<<<<

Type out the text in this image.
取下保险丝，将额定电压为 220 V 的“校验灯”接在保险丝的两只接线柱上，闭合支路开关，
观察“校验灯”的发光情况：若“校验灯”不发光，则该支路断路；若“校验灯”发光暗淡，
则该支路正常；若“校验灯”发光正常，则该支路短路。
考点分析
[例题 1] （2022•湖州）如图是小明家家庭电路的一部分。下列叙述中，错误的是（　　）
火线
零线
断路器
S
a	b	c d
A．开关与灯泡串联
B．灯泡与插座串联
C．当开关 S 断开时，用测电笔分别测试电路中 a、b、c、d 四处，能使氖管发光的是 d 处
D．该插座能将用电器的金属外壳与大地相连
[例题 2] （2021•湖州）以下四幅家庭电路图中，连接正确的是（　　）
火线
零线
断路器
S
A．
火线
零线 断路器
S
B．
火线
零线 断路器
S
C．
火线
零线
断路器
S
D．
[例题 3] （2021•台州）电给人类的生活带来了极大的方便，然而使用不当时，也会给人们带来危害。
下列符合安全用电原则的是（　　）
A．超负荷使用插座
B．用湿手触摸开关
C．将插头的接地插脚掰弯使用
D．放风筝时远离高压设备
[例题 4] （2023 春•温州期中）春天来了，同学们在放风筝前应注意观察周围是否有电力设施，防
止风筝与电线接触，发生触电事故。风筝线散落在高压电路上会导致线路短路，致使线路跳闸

>>>>

• _TASK TO CARRY OUT_:
Write out the records above again, keeping each one identical to the original.

• _ANSWER IN FULL_:
Type out the text in this image.
取下保险丝，将额定电压为 220 V 的“校验灯”接在保险丝的两只接线柱上，闭合支路开关，
观察“校验灯”的发光情况：若“校验灯”不发光，则该支路断路；若“校验灯”发光暗淡，
则该支路正常；若“校验灯”发光正常，则该支路短路。
考点分析
[例题 1] （2022•湖州）如图是小明家家庭电路的一部分。下列叙述中，错误的是（　　）
火线
零线
断路器
S
a	b	c d
A．开关与灯泡串联
B．灯泡与插座串联
C．当开关 S 断开时，用测电笔分别测试电路中 a、b、c、d 四处，能使氖管发光的是 d 处
D．该插座能将用电器的金属外壳与大地相连
[例题 2] （2021•湖州）以下四幅家庭电路图中，连接正确的是（　　）
火线
零线
断路器
S
A．
火线
零线 断路器
S
B．
火线
零线 断路器
S
C．
火线
零线
断路器
S
D．
[例题 3] （2021•台州）电给人类的生活带来了极大的方便，然而使用不当时，也会给人们带来危害。
下列符合安全用电原则的是（　　）
A．超负荷使用插座
B．用湿手触摸开关
C．将插头的接地插脚掰弯使用
D．放风筝时远离高压设备
[例题 4] （2023 春•温州期中）春天来了，同学们在放风筝前应注意观察周围是否有电力设施，防
止风筝与电线接触，发生触电事故。风筝线散落在高压电路上会导致线路短路，致使线路跳闸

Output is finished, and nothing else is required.